[start Material provided]
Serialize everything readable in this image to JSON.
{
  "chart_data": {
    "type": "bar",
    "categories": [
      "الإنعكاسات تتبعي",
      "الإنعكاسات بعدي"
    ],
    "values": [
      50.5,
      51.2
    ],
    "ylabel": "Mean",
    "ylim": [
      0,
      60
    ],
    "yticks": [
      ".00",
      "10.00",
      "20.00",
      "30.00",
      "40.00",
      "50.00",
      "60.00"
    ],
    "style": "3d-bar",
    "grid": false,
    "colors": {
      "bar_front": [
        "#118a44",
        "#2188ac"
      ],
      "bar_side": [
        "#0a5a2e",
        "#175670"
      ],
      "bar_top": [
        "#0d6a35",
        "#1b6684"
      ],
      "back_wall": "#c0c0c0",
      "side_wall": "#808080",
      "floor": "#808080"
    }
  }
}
[end Material provided]
* [Required work]:
Word for word, extract all the records.

* [The reply]:
Serialize everything readable in this image to JSON.
{
  "chart_data": {
    "type": "bar",
    "categories": [
      "الإنعكاسات تتبعي",
      "الإنعكاسات بعدي"
    ],
    "values": [
      50.5,
      51.2
    ],
    "ylabel": "Mean",
    "ylim": [
      0,
      60
    ],
    "yticks": [
      ".00",
      "10.00",
      "20.00",
      "30.00",
      "40.00",
      "50.00",
      "60.00"
    ],
    "style": "3d-bar",
    "grid": false,
    "colors": {
      "bar_front": [
        "#118a44",
        "#2188ac"
      ],
      "bar_side": [
        "#0a5a2e",
        "#175670"
      ],
      "bar_top": [
        "#0d6a35",
        "#1b6684"
      ],
      "back_wall": "#c0c0c0",
      "side_wall": "#808080",
      "floor": "#808080"
    }
  }
}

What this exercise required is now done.